- **CHALLENGE**
Turn everything from the start of the records down to and including the line containing "- Text: S: S: [233, 28, 241, 40]" into a Markdown table with the columns Row and Entry. Number each line in Row, put the line in Entry, and leave out any blank lines.

- **DATA FOR PROCESSING**
****************

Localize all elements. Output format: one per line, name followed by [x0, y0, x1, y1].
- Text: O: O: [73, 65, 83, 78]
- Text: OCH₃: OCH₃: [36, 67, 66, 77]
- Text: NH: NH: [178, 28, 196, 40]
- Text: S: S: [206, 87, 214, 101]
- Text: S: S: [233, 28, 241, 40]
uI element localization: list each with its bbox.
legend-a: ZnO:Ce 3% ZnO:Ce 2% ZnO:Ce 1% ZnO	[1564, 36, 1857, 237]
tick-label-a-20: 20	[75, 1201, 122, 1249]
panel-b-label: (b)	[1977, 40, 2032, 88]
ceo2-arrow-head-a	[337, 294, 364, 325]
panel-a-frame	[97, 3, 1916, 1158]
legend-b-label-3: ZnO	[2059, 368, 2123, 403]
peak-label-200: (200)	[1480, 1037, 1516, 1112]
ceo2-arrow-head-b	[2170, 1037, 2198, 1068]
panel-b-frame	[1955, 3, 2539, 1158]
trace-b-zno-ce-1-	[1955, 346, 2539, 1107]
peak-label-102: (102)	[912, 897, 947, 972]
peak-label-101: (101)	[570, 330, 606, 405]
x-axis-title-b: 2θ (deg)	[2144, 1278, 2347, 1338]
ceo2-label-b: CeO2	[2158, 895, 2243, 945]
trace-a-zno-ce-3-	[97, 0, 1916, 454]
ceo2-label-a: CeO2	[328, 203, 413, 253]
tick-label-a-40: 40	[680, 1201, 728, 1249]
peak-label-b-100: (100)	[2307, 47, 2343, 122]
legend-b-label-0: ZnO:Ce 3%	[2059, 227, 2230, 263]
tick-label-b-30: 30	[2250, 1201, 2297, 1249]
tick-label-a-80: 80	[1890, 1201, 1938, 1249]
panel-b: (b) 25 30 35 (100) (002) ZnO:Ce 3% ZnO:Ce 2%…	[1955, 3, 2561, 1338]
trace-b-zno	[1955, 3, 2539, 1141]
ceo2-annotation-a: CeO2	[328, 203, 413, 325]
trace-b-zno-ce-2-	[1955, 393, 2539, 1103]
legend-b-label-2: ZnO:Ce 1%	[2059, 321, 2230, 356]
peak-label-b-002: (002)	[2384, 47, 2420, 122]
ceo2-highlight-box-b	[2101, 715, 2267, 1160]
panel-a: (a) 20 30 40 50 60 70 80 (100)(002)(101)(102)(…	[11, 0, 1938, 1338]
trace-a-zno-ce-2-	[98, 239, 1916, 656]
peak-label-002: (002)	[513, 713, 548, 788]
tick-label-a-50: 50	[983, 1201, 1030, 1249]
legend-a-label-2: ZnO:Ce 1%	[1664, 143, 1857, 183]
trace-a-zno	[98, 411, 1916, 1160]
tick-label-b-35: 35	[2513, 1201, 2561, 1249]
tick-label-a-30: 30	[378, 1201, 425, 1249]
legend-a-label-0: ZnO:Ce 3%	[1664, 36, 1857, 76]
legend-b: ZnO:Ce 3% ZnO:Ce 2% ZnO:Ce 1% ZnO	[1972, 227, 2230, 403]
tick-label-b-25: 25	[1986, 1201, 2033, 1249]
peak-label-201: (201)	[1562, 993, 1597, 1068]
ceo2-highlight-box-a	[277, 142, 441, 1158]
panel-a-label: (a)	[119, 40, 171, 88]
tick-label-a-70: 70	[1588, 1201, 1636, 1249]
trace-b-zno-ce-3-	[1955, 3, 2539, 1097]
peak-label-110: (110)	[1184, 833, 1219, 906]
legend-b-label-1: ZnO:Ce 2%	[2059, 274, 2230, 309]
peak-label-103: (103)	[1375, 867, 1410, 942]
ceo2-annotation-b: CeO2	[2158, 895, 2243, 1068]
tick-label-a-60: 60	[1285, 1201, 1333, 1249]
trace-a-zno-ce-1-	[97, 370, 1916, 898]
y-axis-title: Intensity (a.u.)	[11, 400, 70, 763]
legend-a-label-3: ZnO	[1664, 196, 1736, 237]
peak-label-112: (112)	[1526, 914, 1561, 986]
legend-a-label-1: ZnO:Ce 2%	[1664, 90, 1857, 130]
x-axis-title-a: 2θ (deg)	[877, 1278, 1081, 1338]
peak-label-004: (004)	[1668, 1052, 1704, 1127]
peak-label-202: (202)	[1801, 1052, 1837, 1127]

****************

- **CORRECT OUTPUT**
| Row | Entry |
|---|---|
| 1 | Localize all elements. Output format: one per line, name followed by [x0, y0, x1, y1]. |
| 2 | - Text: O: O: [73, 65, 83, 78] |
| 3 | - Text: OCH₃: OCH₃: [36, 67, 66, 77] |
| 4 | - Text: NH: NH: [178, 28, 196, 40] |
| 5 | - Text: S: S: [206, 87, 214, 101] |
| 6 | - Text: S: S: [233, 28, 241, 40] |